* **Direction**
Return each line of the listing that contains the string "ACCESS".

* **Entries shown**
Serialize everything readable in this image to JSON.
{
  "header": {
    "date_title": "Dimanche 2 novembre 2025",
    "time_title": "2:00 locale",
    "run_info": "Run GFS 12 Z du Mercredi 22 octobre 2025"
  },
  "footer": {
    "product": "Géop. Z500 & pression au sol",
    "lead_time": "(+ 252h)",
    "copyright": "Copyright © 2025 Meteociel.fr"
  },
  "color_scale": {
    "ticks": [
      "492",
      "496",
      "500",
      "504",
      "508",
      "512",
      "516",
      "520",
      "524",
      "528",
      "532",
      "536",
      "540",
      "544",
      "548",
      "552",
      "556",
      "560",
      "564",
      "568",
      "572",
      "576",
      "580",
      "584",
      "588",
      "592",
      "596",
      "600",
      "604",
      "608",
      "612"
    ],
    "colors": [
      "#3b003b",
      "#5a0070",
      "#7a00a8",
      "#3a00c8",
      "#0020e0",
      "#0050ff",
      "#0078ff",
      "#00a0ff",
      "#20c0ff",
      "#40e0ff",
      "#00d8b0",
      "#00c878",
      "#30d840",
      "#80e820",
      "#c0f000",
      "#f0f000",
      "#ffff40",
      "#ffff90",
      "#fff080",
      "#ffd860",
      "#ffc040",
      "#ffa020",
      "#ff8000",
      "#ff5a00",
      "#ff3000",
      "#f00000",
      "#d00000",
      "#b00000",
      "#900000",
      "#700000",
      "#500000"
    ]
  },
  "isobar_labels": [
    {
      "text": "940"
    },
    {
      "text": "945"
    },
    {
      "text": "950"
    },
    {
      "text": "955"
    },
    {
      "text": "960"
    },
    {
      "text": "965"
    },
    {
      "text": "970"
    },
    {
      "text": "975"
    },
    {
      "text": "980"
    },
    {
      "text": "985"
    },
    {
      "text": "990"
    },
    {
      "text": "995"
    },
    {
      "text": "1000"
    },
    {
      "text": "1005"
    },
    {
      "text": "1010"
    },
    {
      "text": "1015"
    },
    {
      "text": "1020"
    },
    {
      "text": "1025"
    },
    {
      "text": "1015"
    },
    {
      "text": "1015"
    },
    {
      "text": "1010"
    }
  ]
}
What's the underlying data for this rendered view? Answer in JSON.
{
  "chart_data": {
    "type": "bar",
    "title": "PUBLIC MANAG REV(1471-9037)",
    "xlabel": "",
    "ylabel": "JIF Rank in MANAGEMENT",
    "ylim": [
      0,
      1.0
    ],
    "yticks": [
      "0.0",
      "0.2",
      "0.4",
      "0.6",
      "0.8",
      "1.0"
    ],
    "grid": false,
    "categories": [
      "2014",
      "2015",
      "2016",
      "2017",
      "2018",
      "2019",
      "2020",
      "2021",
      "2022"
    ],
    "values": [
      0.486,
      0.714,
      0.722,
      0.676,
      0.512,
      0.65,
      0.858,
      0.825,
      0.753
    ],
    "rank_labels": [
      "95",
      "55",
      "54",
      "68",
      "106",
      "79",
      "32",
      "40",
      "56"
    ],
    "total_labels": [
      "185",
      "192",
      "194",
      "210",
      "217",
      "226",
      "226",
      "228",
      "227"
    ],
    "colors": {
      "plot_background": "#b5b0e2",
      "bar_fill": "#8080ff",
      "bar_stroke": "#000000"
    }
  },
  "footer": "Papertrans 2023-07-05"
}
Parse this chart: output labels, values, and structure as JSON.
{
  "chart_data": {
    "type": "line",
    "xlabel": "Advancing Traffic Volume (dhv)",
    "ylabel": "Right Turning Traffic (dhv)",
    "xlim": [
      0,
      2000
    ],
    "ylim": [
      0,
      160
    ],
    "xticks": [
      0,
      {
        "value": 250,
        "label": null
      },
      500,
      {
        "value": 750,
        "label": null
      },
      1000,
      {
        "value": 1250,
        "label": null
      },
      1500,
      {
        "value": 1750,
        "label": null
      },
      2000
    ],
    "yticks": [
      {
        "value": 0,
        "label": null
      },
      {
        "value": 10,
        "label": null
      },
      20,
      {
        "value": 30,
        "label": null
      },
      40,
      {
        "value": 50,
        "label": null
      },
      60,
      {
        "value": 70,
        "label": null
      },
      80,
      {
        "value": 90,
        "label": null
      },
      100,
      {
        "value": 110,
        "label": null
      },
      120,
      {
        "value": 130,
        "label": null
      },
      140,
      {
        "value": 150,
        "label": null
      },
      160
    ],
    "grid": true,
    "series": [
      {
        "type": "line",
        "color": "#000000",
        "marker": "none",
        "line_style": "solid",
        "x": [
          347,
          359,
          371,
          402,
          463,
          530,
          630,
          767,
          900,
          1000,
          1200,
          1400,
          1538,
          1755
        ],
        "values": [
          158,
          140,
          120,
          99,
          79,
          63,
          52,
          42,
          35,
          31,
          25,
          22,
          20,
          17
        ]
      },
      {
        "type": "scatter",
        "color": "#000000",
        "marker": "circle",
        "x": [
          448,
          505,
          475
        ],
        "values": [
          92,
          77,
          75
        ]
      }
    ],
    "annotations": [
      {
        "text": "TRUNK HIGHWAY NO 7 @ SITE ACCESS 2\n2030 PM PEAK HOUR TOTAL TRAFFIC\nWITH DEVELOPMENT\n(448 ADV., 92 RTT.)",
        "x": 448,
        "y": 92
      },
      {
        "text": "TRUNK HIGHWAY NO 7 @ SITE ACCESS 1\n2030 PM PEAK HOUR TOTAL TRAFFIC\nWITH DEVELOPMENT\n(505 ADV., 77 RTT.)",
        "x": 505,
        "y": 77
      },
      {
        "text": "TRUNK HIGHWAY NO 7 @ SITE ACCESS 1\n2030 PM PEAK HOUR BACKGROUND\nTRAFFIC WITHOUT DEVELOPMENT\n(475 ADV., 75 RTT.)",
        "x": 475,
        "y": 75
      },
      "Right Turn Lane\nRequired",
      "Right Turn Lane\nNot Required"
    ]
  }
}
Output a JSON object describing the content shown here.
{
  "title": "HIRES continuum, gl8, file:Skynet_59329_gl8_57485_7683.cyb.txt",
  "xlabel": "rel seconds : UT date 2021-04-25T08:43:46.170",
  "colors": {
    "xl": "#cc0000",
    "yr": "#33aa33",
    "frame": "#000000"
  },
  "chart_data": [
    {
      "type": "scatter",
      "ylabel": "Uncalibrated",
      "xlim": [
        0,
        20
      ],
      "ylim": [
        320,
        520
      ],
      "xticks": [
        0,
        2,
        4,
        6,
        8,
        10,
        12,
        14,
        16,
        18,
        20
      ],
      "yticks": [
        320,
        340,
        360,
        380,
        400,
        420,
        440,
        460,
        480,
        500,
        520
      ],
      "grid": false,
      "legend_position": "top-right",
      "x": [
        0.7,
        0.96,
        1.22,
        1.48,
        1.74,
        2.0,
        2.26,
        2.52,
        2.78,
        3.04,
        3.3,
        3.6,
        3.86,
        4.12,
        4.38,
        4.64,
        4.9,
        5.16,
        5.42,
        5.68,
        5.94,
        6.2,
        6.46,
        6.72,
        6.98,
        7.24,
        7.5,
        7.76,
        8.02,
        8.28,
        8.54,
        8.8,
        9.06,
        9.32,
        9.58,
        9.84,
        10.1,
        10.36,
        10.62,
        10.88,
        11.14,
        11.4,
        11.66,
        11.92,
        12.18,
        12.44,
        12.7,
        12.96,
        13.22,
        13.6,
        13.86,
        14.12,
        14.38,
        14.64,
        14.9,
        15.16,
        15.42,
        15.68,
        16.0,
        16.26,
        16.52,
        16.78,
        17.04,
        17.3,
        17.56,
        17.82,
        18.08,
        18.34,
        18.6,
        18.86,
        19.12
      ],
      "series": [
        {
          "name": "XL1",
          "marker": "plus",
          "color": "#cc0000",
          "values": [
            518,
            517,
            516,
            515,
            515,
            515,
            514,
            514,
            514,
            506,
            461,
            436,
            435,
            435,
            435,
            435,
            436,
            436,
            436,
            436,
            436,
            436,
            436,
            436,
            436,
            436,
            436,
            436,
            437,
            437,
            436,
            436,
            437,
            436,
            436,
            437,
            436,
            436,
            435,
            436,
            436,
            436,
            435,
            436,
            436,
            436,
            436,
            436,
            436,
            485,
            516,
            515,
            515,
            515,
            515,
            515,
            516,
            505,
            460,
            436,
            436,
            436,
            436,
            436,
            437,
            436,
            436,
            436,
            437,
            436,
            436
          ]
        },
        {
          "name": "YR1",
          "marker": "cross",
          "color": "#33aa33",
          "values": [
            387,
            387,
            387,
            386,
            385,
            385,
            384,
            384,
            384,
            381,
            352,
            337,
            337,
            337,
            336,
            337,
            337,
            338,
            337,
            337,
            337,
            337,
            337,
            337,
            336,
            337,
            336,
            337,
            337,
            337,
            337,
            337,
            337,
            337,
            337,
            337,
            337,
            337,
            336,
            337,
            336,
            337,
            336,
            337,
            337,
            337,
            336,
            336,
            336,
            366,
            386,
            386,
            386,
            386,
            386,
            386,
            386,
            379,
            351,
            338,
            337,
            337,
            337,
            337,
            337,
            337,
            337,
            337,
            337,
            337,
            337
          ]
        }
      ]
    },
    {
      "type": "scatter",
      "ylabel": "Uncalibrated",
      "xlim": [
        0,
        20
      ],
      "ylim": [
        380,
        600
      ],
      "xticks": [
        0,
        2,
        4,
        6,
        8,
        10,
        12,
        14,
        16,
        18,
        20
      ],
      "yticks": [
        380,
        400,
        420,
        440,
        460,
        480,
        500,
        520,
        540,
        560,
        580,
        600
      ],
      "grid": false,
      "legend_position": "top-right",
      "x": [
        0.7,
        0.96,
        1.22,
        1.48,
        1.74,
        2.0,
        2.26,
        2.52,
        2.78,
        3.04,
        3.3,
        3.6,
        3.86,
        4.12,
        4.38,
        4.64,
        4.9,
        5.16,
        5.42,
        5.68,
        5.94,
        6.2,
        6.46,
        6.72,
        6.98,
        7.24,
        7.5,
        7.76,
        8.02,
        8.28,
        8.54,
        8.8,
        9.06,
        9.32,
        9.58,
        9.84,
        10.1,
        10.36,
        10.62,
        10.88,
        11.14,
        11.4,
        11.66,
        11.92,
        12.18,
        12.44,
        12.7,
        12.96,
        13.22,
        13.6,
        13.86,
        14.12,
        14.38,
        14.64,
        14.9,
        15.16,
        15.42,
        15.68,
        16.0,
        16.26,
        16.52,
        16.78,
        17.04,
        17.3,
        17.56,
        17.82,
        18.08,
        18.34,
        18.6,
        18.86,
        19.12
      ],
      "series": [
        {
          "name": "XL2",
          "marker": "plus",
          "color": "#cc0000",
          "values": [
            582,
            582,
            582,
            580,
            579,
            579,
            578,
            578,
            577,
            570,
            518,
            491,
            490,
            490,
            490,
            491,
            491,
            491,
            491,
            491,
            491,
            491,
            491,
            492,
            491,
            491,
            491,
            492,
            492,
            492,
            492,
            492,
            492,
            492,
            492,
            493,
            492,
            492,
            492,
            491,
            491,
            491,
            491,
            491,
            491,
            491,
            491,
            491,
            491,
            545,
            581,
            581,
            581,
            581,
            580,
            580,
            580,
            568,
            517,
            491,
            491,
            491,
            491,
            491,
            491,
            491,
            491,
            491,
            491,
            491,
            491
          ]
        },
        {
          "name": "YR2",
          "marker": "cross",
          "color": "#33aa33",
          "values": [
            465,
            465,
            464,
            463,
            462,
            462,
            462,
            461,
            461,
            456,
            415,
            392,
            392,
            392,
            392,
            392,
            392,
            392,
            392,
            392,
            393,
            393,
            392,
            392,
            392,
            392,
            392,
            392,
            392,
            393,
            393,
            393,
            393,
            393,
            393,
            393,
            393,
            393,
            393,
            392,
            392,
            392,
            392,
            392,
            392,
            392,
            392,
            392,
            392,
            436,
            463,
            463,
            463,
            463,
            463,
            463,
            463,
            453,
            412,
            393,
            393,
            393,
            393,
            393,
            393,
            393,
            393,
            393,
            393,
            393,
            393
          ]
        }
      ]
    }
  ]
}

* **Exercise answer**
        "text": "TRUNK HIGHWAY NO 7 @ SITE ACCESS 2\n2030 PM PEAK HOUR TOTAL TRAFFIC\nWITH DEVELOPMENT\n(448 ADV., 92 RTT.)",
        "text": "TRUNK HIGHWAY NO 7 @ SITE ACCESS 1\n2030 PM PEAK HOUR TOTAL TRAFFIC\nWITH DEVELOPMENT\n(505 ADV., 77 RTT.)",
        "text": "TRUNK HIGHWAY NO 7 @ SITE ACCESS 1\n2030 PM PEAK HOUR BACKGROUND\nTRAFFIC WITHOUT DEVELOPMENT\n(475 ADV., 75 RTT.)",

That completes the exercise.